◆ Task description
Please copy every line of the records below that holds the word "Fanxiang".

◆ Exercise material
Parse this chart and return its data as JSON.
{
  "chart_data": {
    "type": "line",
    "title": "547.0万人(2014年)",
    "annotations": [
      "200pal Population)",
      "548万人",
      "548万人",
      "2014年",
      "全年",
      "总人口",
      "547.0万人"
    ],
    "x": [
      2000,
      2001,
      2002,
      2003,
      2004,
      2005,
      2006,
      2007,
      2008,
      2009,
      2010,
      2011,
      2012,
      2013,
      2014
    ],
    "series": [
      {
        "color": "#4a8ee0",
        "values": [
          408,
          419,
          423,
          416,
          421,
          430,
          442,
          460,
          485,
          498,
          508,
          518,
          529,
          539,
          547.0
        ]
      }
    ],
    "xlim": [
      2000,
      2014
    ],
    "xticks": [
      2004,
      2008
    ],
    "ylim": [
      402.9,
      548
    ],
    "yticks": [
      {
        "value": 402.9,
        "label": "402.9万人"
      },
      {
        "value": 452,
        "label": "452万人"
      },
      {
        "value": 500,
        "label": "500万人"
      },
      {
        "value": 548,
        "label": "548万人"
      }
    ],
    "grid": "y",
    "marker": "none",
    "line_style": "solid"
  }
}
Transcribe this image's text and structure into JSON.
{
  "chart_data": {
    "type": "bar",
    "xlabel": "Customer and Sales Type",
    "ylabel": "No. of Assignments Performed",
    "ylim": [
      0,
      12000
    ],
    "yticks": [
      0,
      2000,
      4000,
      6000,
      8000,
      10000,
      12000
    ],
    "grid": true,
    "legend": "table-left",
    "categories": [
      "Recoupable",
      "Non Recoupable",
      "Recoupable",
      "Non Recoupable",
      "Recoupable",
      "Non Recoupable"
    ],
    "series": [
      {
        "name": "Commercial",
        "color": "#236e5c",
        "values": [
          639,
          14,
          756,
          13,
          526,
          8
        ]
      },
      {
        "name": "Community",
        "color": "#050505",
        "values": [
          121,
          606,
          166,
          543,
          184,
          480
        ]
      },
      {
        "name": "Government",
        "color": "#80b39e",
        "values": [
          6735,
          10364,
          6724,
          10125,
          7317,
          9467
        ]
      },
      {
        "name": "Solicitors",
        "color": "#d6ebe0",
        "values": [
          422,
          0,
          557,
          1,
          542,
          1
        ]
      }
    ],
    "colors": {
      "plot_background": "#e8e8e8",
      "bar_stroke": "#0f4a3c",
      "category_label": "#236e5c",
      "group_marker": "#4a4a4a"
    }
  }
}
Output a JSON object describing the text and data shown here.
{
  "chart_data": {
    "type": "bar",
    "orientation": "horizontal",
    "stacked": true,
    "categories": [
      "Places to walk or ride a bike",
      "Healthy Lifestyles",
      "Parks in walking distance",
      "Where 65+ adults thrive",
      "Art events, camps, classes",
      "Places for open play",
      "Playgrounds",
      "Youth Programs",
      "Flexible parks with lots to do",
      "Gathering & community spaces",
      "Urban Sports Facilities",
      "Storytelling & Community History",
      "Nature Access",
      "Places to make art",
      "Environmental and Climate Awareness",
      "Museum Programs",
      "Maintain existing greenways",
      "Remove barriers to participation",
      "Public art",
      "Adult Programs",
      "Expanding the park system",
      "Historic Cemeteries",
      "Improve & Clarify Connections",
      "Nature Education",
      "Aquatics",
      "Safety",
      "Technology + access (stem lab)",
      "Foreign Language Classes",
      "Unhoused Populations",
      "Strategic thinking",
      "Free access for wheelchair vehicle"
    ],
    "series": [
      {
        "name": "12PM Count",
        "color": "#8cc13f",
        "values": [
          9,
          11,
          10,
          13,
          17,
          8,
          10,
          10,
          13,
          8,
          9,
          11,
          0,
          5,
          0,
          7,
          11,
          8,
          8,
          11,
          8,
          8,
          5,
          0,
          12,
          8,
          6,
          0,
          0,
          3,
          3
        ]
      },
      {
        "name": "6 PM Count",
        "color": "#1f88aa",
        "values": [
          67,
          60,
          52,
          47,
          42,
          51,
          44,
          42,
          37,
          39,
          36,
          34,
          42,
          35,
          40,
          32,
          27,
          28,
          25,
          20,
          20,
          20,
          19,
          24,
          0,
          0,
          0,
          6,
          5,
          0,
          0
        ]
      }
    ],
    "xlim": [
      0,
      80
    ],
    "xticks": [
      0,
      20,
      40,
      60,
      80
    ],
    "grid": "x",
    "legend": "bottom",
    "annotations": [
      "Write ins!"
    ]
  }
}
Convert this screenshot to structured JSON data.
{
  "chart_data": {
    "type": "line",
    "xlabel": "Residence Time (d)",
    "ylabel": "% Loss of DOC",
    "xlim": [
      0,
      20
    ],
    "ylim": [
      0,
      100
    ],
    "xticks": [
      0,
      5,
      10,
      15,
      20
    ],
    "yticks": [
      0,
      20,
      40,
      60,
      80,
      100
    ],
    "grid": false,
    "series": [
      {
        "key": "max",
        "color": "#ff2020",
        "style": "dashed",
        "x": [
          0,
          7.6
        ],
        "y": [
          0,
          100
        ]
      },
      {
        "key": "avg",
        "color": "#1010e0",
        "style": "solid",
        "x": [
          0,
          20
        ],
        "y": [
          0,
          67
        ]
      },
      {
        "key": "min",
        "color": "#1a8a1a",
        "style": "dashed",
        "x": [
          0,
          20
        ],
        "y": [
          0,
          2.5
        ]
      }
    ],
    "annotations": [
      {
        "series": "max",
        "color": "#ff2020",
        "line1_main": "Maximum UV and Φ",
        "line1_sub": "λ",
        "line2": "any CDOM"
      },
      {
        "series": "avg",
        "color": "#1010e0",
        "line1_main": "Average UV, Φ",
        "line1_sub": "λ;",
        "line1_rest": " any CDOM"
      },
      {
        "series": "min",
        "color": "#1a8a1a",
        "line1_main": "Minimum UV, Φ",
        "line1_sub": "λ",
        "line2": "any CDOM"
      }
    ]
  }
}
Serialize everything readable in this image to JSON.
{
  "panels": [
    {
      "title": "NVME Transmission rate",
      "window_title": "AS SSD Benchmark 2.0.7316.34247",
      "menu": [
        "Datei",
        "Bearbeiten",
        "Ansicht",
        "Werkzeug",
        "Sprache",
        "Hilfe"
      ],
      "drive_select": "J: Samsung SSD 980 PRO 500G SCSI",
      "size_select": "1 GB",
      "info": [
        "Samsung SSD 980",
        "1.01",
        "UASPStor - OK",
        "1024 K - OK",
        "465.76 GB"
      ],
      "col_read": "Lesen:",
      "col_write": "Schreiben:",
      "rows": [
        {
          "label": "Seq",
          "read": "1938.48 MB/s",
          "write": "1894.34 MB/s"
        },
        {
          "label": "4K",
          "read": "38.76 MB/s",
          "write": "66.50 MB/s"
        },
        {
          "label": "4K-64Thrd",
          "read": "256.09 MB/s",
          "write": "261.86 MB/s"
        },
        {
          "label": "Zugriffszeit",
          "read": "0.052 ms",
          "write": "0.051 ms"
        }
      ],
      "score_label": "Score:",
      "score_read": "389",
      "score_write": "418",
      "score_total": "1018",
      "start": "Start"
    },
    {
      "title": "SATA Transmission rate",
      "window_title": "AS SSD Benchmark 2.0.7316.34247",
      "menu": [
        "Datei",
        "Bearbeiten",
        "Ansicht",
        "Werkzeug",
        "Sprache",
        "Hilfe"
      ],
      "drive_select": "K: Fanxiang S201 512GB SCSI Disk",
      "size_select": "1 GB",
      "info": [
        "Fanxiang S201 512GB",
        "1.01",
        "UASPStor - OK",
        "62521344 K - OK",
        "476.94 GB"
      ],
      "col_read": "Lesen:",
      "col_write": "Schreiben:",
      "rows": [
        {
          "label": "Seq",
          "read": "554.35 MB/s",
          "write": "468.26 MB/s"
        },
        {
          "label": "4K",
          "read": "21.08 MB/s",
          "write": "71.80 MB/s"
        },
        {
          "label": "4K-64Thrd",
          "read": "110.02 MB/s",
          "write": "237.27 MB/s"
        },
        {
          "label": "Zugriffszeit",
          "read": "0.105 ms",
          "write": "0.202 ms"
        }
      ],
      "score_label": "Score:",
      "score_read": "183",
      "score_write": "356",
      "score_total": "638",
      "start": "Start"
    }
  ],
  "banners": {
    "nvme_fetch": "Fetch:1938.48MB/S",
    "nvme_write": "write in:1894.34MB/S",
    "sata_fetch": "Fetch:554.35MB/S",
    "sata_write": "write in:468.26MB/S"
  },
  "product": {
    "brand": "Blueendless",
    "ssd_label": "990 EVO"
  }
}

◆ Complete answer
      "drive_select": "K: Fanxiang S201 512GB SCSI Disk",
        "Fanxiang S201 512GB",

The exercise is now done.